The problem: Identify each line below containing the string "Click" and copy it.

▶

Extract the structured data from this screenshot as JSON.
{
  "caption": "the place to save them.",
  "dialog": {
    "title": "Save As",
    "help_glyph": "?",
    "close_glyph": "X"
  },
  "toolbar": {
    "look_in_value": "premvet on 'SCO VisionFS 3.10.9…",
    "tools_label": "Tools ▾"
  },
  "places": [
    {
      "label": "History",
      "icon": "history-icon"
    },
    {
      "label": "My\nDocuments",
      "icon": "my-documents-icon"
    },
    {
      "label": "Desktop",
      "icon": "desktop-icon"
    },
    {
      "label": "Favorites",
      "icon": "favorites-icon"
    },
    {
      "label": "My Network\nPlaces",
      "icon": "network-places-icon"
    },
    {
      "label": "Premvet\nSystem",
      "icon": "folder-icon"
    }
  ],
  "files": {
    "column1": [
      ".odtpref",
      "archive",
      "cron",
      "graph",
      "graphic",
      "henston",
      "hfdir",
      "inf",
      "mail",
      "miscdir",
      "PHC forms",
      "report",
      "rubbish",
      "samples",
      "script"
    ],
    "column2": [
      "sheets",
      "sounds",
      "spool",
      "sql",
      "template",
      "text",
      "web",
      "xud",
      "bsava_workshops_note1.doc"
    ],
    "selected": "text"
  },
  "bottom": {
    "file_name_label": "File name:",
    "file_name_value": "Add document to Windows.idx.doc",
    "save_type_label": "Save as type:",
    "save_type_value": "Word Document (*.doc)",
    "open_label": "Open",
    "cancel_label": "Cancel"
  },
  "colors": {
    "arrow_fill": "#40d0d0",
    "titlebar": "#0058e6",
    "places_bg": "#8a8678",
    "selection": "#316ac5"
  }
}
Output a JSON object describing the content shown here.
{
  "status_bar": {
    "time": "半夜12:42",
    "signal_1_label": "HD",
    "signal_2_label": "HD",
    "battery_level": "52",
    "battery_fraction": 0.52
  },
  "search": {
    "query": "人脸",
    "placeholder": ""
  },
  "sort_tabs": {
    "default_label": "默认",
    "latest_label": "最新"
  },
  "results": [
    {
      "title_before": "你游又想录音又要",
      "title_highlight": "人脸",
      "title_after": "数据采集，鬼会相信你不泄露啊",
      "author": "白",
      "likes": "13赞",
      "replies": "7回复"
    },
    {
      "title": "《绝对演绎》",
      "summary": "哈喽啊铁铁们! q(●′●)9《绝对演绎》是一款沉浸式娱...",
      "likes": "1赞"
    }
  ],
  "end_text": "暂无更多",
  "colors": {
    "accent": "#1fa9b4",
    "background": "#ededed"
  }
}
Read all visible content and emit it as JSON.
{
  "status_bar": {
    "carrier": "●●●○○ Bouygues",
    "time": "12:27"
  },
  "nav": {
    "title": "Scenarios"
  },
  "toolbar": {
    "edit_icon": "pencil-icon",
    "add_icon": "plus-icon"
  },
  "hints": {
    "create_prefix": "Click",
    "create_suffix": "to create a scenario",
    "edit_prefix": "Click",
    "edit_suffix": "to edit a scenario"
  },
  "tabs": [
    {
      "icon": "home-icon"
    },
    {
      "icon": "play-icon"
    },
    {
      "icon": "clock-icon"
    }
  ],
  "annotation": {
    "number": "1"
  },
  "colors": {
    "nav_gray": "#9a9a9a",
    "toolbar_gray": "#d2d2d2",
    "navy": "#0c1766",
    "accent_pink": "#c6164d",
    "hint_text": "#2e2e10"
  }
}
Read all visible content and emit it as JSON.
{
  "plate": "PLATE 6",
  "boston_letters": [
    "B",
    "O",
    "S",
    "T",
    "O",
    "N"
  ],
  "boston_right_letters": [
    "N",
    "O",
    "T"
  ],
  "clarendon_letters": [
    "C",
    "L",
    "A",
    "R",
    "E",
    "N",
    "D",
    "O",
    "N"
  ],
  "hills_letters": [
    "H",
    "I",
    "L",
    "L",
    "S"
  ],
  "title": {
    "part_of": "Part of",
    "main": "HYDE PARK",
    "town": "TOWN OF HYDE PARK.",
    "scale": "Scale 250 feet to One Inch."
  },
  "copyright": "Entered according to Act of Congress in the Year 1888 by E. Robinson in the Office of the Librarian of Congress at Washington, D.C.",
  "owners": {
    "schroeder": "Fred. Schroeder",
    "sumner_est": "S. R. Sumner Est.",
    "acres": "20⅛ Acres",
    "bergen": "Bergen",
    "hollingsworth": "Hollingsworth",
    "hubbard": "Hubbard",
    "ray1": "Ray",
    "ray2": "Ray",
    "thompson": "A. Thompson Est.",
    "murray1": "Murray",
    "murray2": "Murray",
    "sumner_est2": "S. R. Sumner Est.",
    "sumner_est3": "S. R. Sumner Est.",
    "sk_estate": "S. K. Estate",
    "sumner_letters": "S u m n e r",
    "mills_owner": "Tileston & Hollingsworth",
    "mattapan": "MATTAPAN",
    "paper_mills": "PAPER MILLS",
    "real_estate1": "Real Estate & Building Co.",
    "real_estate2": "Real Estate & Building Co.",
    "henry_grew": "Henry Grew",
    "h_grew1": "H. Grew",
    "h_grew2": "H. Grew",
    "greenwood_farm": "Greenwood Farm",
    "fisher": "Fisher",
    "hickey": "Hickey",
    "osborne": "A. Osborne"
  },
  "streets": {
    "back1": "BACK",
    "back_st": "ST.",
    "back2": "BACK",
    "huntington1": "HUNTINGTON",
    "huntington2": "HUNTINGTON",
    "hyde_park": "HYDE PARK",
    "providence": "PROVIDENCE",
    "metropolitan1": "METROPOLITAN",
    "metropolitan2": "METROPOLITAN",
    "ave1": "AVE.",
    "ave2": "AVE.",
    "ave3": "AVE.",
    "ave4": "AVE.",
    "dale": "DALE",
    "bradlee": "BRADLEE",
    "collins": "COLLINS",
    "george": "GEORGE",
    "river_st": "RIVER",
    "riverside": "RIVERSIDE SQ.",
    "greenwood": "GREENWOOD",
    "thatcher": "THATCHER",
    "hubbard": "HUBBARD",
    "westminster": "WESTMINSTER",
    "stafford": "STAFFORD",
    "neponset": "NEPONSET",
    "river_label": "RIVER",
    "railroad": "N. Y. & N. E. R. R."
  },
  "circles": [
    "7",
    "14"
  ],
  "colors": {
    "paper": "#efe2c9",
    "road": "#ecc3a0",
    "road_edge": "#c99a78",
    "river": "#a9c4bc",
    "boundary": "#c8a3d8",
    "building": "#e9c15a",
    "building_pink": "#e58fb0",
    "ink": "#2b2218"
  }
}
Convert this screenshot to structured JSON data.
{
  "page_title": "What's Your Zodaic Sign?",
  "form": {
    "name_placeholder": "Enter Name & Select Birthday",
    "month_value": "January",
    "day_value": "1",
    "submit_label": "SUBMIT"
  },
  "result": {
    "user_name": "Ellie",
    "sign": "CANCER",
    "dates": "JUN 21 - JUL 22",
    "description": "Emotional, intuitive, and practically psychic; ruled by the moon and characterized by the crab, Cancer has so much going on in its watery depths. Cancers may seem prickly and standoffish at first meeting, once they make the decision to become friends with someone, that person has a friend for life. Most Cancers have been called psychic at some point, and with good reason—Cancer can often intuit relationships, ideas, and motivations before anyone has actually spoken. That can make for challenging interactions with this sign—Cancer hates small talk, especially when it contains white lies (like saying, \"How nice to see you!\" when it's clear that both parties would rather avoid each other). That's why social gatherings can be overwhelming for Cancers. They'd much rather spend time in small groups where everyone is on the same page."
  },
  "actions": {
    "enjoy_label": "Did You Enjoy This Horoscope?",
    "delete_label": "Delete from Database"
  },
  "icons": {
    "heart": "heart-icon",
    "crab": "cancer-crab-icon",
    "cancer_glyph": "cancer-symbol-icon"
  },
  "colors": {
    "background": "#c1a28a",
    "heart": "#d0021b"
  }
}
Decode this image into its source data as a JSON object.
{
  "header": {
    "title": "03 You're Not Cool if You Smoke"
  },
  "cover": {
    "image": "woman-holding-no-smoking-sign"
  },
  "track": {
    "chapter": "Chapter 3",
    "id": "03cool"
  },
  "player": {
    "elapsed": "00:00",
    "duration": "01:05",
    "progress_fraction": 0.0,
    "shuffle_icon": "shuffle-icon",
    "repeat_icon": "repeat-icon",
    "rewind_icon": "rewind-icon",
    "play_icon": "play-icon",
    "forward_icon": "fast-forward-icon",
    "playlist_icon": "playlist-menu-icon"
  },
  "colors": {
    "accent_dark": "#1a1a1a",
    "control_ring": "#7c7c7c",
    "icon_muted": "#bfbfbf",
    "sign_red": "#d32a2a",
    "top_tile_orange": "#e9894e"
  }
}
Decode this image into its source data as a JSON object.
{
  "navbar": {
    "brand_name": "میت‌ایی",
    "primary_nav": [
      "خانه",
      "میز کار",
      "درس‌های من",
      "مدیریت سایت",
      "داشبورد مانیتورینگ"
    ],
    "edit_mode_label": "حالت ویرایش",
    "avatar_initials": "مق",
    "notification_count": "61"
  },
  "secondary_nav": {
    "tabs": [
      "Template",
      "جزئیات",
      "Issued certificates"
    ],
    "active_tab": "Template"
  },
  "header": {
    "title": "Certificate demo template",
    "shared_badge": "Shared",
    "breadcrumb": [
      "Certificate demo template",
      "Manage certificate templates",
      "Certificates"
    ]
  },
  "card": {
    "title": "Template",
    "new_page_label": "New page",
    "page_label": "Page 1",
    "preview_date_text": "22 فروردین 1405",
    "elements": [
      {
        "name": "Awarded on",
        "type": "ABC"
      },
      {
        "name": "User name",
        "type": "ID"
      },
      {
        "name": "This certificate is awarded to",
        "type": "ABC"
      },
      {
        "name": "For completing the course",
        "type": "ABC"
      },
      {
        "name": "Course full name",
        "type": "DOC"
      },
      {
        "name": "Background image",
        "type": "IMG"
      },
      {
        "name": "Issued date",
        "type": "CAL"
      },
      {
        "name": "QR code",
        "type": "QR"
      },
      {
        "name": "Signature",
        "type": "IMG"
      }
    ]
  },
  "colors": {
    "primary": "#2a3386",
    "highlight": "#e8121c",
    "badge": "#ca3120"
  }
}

◀

Solution to the problem:
    "create_prefix": "Click",
    "edit_prefix": "Click",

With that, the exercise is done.